DATA ROWS.

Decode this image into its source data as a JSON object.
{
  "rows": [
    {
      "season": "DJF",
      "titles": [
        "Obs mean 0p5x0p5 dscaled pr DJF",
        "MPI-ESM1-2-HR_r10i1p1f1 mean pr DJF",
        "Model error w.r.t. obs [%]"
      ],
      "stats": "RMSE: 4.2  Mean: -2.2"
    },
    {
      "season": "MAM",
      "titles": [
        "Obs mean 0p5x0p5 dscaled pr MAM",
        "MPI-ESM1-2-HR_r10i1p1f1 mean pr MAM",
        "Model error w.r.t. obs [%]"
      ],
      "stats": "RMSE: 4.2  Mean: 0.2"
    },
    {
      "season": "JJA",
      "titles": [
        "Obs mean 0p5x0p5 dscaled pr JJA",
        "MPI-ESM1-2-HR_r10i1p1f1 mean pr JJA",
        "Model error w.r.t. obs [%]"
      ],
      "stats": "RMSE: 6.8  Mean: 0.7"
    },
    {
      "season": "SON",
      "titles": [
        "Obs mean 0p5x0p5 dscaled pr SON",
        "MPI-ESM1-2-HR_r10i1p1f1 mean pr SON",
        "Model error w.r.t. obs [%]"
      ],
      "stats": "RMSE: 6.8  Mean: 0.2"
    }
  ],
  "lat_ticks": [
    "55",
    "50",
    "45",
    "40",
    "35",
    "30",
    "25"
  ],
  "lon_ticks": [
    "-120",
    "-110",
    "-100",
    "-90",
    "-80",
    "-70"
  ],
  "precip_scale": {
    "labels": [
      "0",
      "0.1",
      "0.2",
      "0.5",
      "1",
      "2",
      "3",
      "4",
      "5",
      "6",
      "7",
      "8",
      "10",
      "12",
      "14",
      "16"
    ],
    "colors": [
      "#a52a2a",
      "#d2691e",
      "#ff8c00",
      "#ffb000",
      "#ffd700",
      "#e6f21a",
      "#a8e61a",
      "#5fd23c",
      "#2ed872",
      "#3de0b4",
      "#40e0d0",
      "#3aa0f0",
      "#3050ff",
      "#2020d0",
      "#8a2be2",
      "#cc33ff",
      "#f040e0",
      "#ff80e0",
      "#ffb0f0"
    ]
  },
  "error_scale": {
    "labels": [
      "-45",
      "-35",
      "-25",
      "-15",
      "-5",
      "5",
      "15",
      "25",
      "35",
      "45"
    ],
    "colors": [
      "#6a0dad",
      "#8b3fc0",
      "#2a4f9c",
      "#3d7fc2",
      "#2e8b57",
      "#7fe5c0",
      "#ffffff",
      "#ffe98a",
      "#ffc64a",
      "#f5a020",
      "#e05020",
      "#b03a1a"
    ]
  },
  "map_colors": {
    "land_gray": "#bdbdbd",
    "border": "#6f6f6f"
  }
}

INSTRUCTIONS FOR THE TASK.
Copy every line in the records above that contains the word "RMSE".

FINISHED TASK.
      "stats": "RMSE: 4.2  Mean: -2.2"
      "stats": "RMSE: 4.2  Mean: 0.2"
      "stats": "RMSE: 6.8  Mean: 0.7"
      "stats": "RMSE: 6.8  Mean: 0.2"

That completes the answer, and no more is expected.